DATA EXTRACT ▸
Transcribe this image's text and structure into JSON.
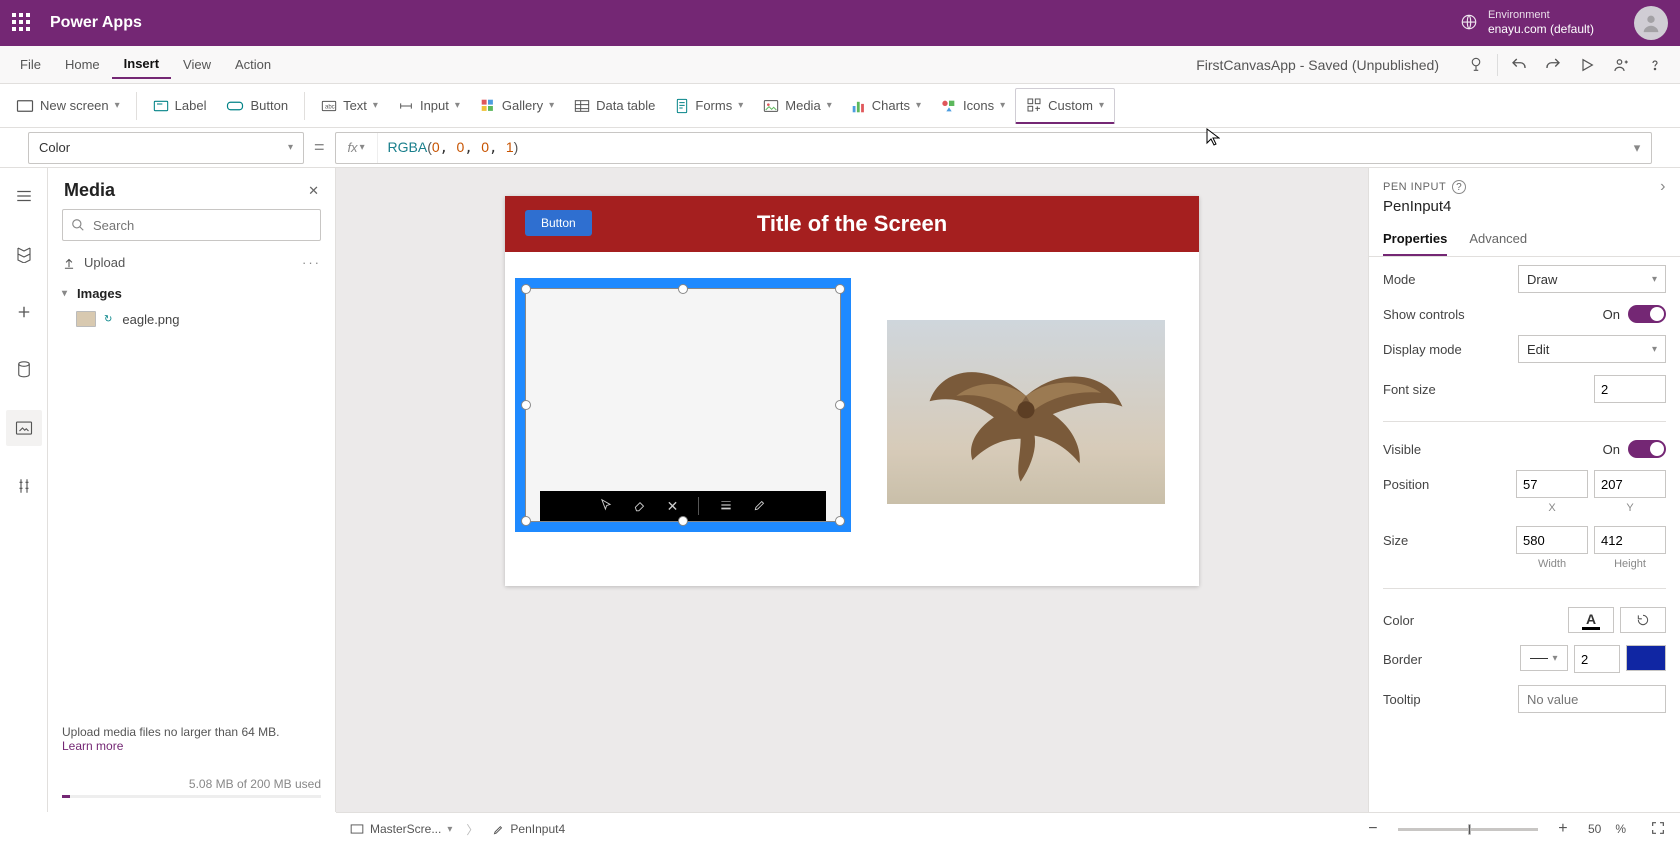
{
  "header": {
    "app": "Power Apps",
    "env_label": "Environment",
    "env_value": "enayu.com (default)"
  },
  "menu": {
    "items": [
      "File",
      "Home",
      "Insert",
      "View",
      "Action"
    ],
    "active": "Insert",
    "doc_title": "FirstCanvasApp - Saved (Unpublished)"
  },
  "ribbon": {
    "new_screen": "New screen",
    "label": "Label",
    "button": "Button",
    "text": "Text",
    "input": "Input",
    "gallery": "Gallery",
    "datatable": "Data table",
    "forms": "Forms",
    "media": "Media",
    "charts": "Charts",
    "icons": "Icons",
    "custom": "Custom"
  },
  "formula": {
    "property": "Color",
    "fn": "RGBA",
    "args": [
      "0",
      "0",
      "0",
      "1"
    ]
  },
  "media_panel": {
    "title": "Media",
    "search_placeholder": "Search",
    "upload": "Upload",
    "section": "Images",
    "items": [
      "eagle.png"
    ],
    "footer_line": "Upload media files no larger than 64 MB.",
    "learn_more": "Learn more",
    "usage": "5.08 MB of 200 MB used"
  },
  "canvas": {
    "screen_title": "Title of the Screen",
    "button_label": "Button"
  },
  "breadcrumb": {
    "screen": "MasterScre...",
    "control": "PenInput4"
  },
  "zoom": {
    "value": "50",
    "unit": "%"
  },
  "properties": {
    "type": "PEN INPUT",
    "name": "PenInput4",
    "tabs": [
      "Properties",
      "Advanced"
    ],
    "mode_label": "Mode",
    "mode_value": "Draw",
    "showctrls_label": "Show controls",
    "showctrls_value": "On",
    "display_label": "Display mode",
    "display_value": "Edit",
    "fontsize_label": "Font size",
    "fontsize_value": "2",
    "visible_label": "Visible",
    "visible_value": "On",
    "position_label": "Position",
    "pos_x": "57",
    "pos_y": "207",
    "pos_xl": "X",
    "pos_yl": "Y",
    "size_label": "Size",
    "size_w": "580",
    "size_h": "412",
    "size_wl": "Width",
    "size_hl": "Height",
    "color_label": "Color",
    "border_label": "Border",
    "border_val": "2",
    "tooltip_label": "Tooltip",
    "tooltip_ph": "No value"
  }
}
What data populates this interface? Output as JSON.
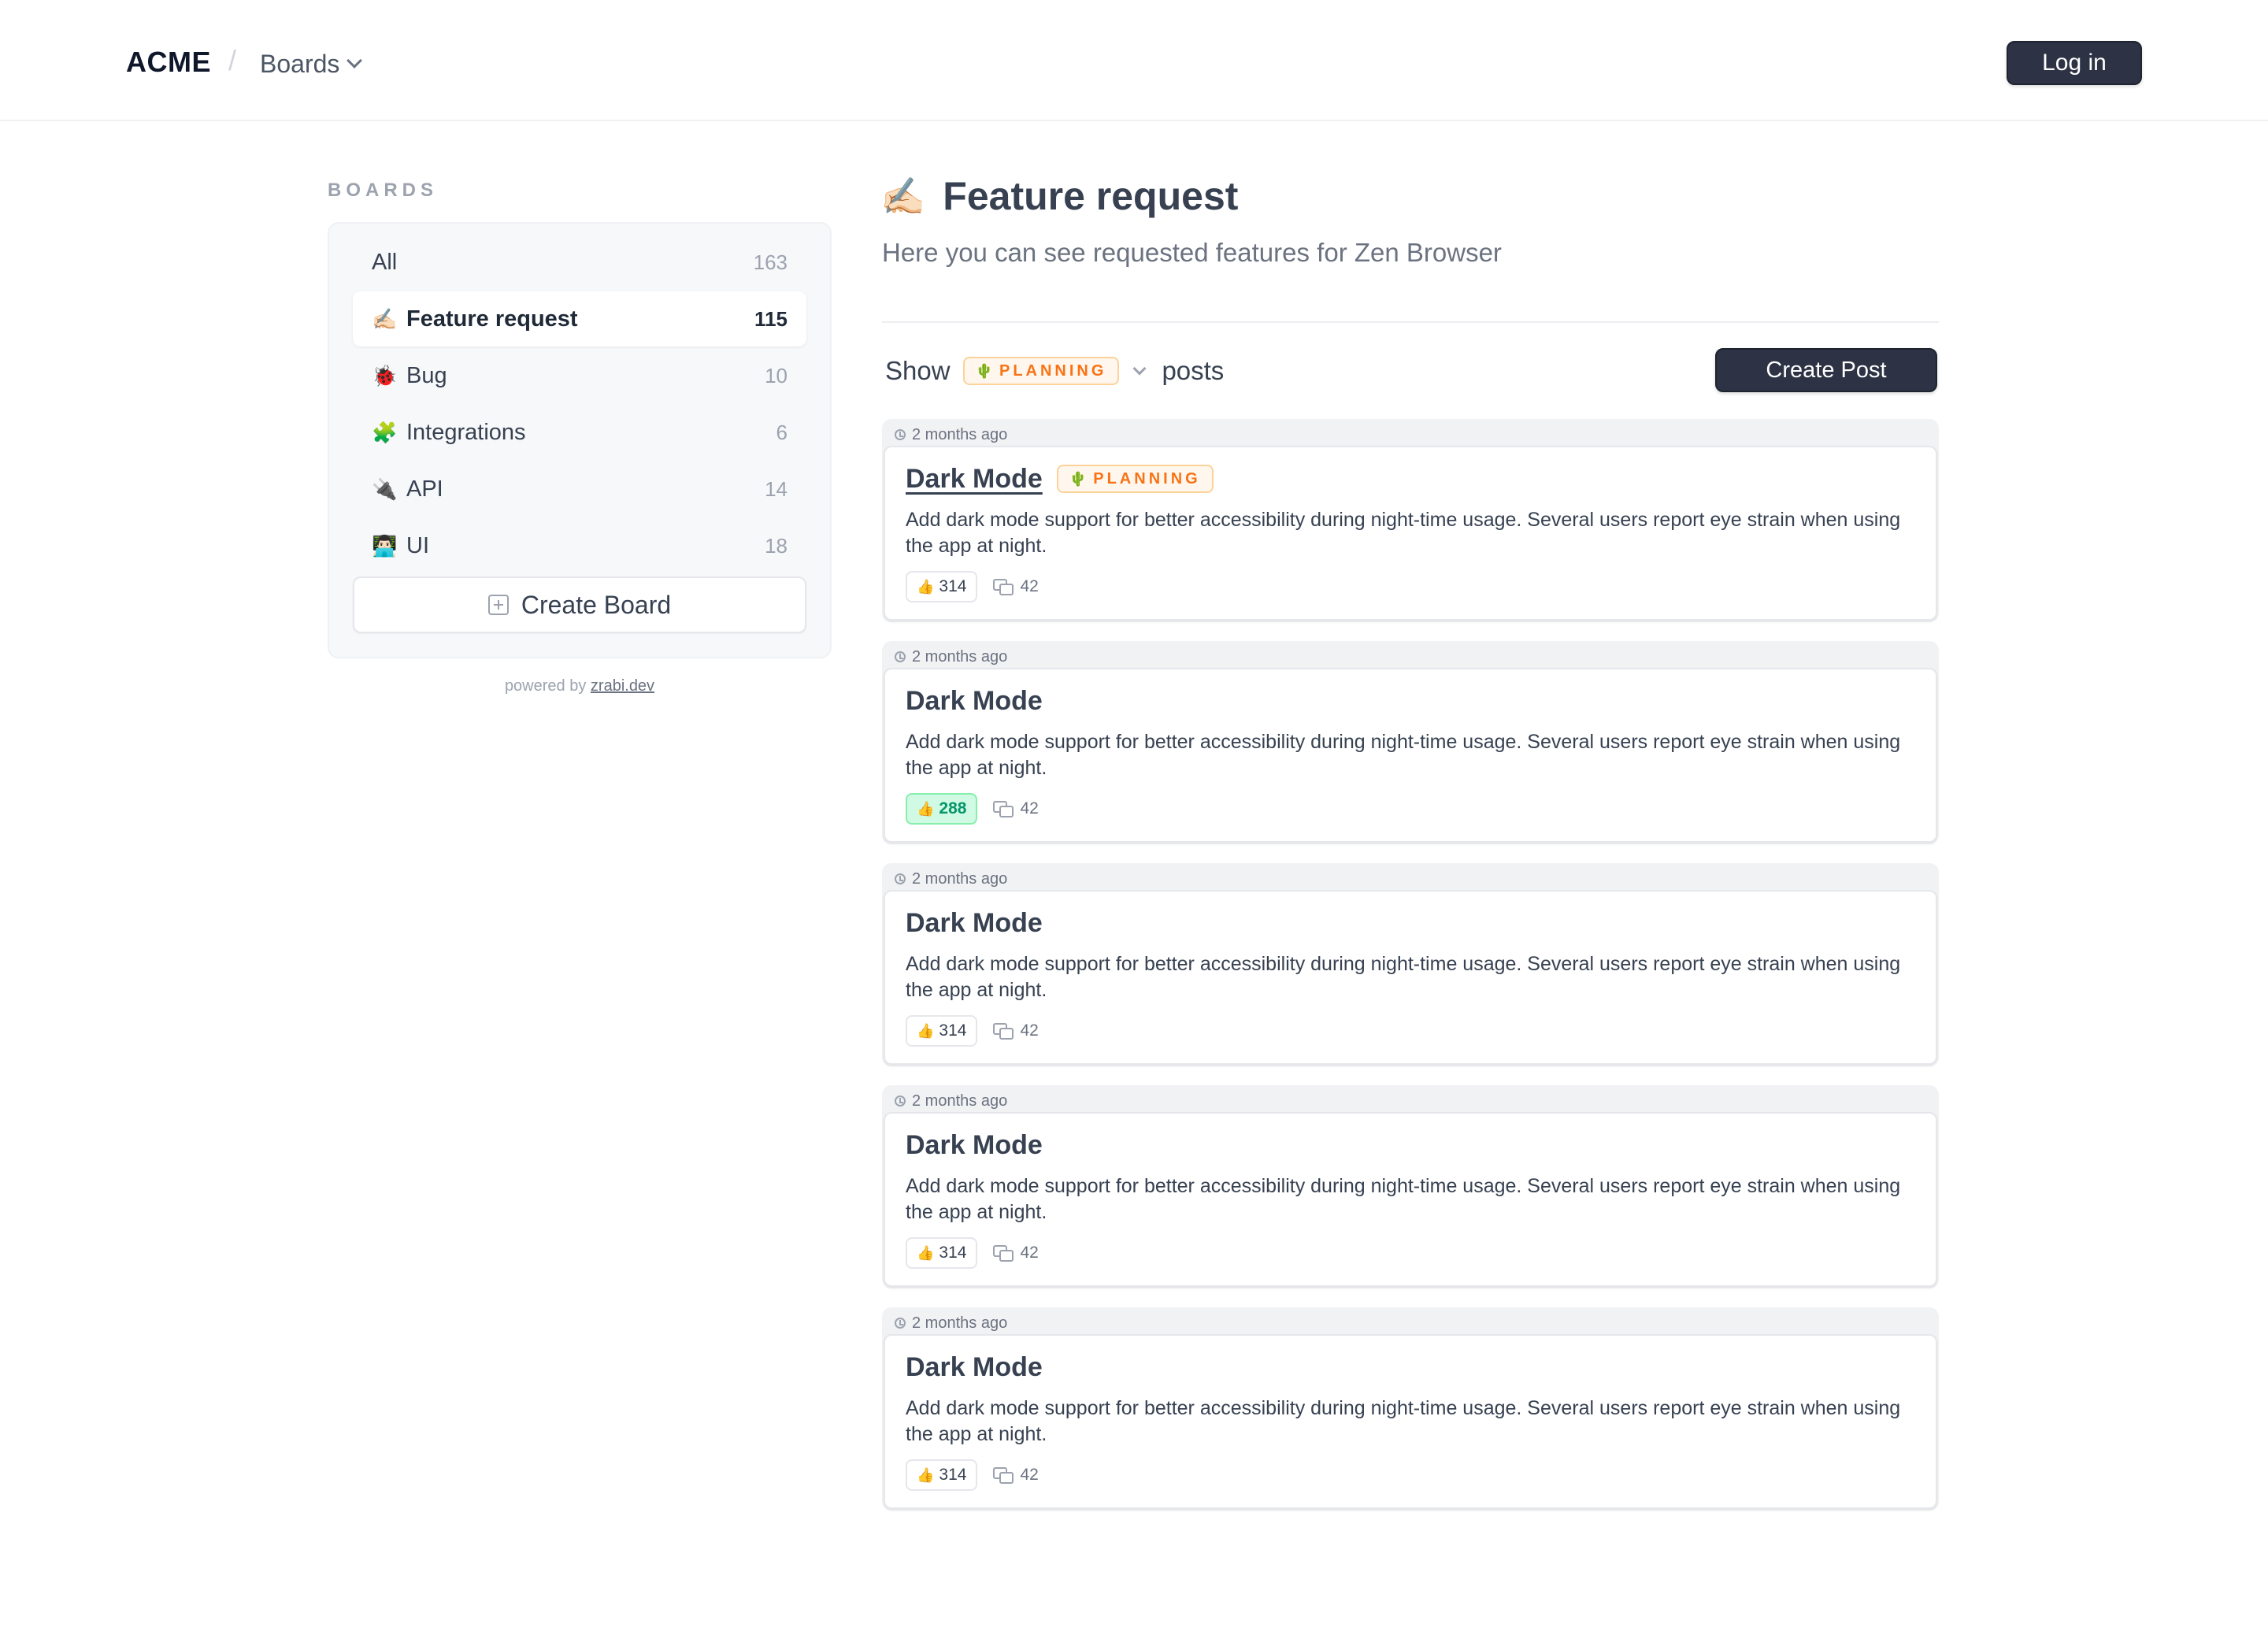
{
  "header": {
    "brand": "ACME",
    "separator": "/",
    "boards_menu_label": "Boards",
    "login_label": "Log in"
  },
  "sidebar": {
    "heading": "BOARDS",
    "items": [
      {
        "emoji": "",
        "label": "All",
        "count": "163",
        "active": false
      },
      {
        "emoji": "✍🏻",
        "label": "Feature request",
        "count": "115",
        "active": true
      },
      {
        "emoji": "🐞",
        "label": "Bug",
        "count": "10",
        "active": false
      },
      {
        "emoji": "🧩",
        "label": "Integrations",
        "count": "6",
        "active": false
      },
      {
        "emoji": "🔌",
        "label": "API",
        "count": "14",
        "active": false
      },
      {
        "emoji": "👨🏻‍💻",
        "label": "UI",
        "count": "18",
        "active": false
      }
    ],
    "create_board_label": "Create Board",
    "powered_prefix": "powered by",
    "powered_link": "zrabi.dev"
  },
  "main": {
    "emoji": "✍🏻",
    "title": "Feature request",
    "subtitle": "Here you can see requested features for Zen Browser",
    "filter": {
      "show_label": "Show",
      "status_emoji": "🌵",
      "status_label": "PLANNING",
      "posts_label": "posts"
    },
    "create_post_label": "Create Post"
  },
  "posts": [
    {
      "time": "2 months ago",
      "title": "Dark Mode",
      "status_emoji": "🌵",
      "status": "PLANNING",
      "description": "Add dark mode support for better accessibility during night-time usage. Several users report eye strain when using the app at night.",
      "votes": "314",
      "voted": false,
      "comments": "42"
    },
    {
      "time": "2 months ago",
      "title": "Dark Mode",
      "status": "",
      "description": "Add dark mode support for better accessibility during night-time usage. Several users report eye strain when using the app at night.",
      "votes": "288",
      "voted": true,
      "comments": "42"
    },
    {
      "time": "2 months ago",
      "title": "Dark Mode",
      "status": "",
      "description": "Add dark mode support for better accessibility during night-time usage. Several users report eye strain when using the app at night.",
      "votes": "314",
      "voted": false,
      "comments": "42"
    },
    {
      "time": "2 months ago",
      "title": "Dark Mode",
      "status": "",
      "description": "Add dark mode support for better accessibility during night-time usage. Several users report eye strain when using the app at night.",
      "votes": "314",
      "voted": false,
      "comments": "42"
    },
    {
      "time": "2 months ago",
      "title": "Dark Mode",
      "status": "",
      "description": "Add dark mode support for better accessibility during night-time usage. Several users report eye strain when using the app at night.",
      "votes": "314",
      "voted": false,
      "comments": "42"
    }
  ],
  "colors": {
    "primary_button": "#2d3344",
    "planning_accent": "#f97316",
    "voted_bg": "#d1fae5",
    "voted_text": "#059669"
  }
}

WHAT IS NEEDED ▸ Every line should be retyped exactly, with the pictures omitted.

WRITTEN SOLUTION ▸
Transcribe this image's text and structure into JSON.
{
  "header": {
    "app": "Power Apps",
    "env_label": "Environment",
    "env_value": "enayu.com (default)"
  },
  "menu": {
    "items": [
      "File",
      "Home",
      "Insert",
      "View",
      "Action"
    ],
    "active": "Insert",
    "doc_title": "FirstCanvasApp - Saved (Unpublished)"
  },
  "ribbon": {
    "new_screen": "New screen",
    "label": "Label",
    "button": "Button",
    "text": "Text",
    "input": "Input",
    "gallery": "Gallery",
    "datatable": "Data table",
    "forms": "Forms",
    "media": "Media",
    "charts": "Charts",
    "icons": "Icons",
    "custom": "Custom"
  },
  "formula": {
    "property": "Color",
    "fn": "RGBA",
    "args": [
      "0",
      "0",
      "0",
      "1"
    ]
  },
  "media_panel": {
    "title": "Media",
    "search_placeholder": "Search",
    "upload": "Upload",
    "section": "Images",
    "items": [
      "eagle.png"
    ],
    "footer_line": "Upload media files no larger than 64 MB.",
    "learn_more": "Learn more",
    "usage": "5.08 MB of 200 MB used"
  },
  "canvas": {
    "screen_title": "Title of the Screen",
    "button_label": "Button"
  },
  "breadcrumb": {
    "screen": "MasterScre...",
    "control": "PenInput4"
  },
  "zoom": {
    "value": "50",
    "unit": "%"
  },
  "properties": {
    "type": "PEN INPUT",
    "name": "PenInput4",
    "tabs": [
      "Properties",
      "Advanced"
    ],
    "mode_label": "Mode",
    "mode_value": "Draw",
    "showctrls_label": "Show controls",
    "showctrls_value": "On",
    "display_label": "Display mode",
    "display_value": "Edit",
    "fontsize_label": "Font size",
    "fontsize_value": "2",
    "visible_label": "Visible",
    "visible_value": "On",
    "position_label": "Position",
    "pos_x": "57",
    "pos_y": "207",
    "pos_xl": "X",
    "pos_yl": "Y",
    "size_label": "Size",
    "size_w": "580",
    "size_h": "412",
    "size_wl": "Width",
    "size_hl": "Height",
    "color_label": "Color",
    "border_label": "Border",
    "border_val": "2",
    "tooltip_label": "Tooltip",
    "tooltip_ph": "No value"
  }
}
What data populates this interface? Output as JSON.
{
  "header": {
    "brand": "ACME",
    "separator": "/",
    "boards_menu_label": "Boards",
    "login_label": "Log in"
  },
  "sidebar": {
    "heading": "BOARDS",
    "items": [
      {
        "emoji": "",
        "label": "All",
        "count": "163",
        "active": false
      },
      {
        "emoji": "✍🏻",
        "label": "Feature request",
        "count": "115",
        "active": true
      },
      {
        "emoji": "🐞",
        "label": "Bug",
        "count": "10",
        "active": false
      },
      {
        "emoji": "🧩",
        "label": "Integrations",
        "count": "6",
        "active": false
      },
      {
        "emoji": "🔌",
        "label": "API",
        "count": "14",
        "active": false
      },
      {
        "emoji": "👨🏻‍💻",
        "label": "UI",
        "count": "18",
        "active": false
      }
    ],
    "create_board_label": "Create Board",
    "powered_prefix": "powered by",
    "powered_link": "zrabi.dev"
  },
  "main": {
    "emoji": "✍🏻",
    "title": "Feature request",
    "subtitle": "Here you can see requested features for Zen Browser",
    "filter": {
      "show_label": "Show",
      "status_emoji": "🌵",
      "status_label": "PLANNING",
      "posts_label": "posts"
    },
    "create_post_label": "Create Post"
  },
  "posts": [
    {
      "time": "2 months ago",
      "title": "Dark Mode",
      "status_emoji": "🌵",
      "status": "PLANNING",
      "description": "Add dark mode support for better accessibility during night-time usage. Several users report eye strain when using the app at night.",
      "votes": "314",
      "voted": false,
      "comments": "42"
    },
    {
      "time": "2 months ago",
      "title": "Dark Mode",
      "status": "",
      "description": "Add dark mode support for better accessibility during night-time usage. Several users report eye strain when using the app at night.",
      "votes": "288",
      "voted": true,
      "comments": "42"
    },
    {
      "time": "2 months ago",
      "title": "Dark Mode",
      "status": "",
      "description": "Add dark mode support for better accessibility during night-time usage. Several users report eye strain when using the app at night.",
      "votes": "314",
      "voted": false,
      "comments": "42"
    },
    {
      "time": "2 months ago",
      "title": "Dark Mode",
      "status": "",
      "description": "Add dark mode support for better accessibility during night-time usage. Several users report eye strain when using the app at night.",
      "votes": "314",
      "voted": false,
      "comments": "42"
    },
    {
      "time": "2 months ago",
      "title": "Dark Mode",
      "status": "",
      "description": "Add dark mode support for better accessibility during night-time usage. Several users report eye strain when using the app at night.",
      "votes": "314",
      "voted": false,
      "comments": "42"
    }
  ],
  "colors": {
    "primary_button": "#2d3344",
    "planning_accent": "#f97316",
    "voted_bg": "#d1fae5",
    "voted_text": "#059669"
  }
}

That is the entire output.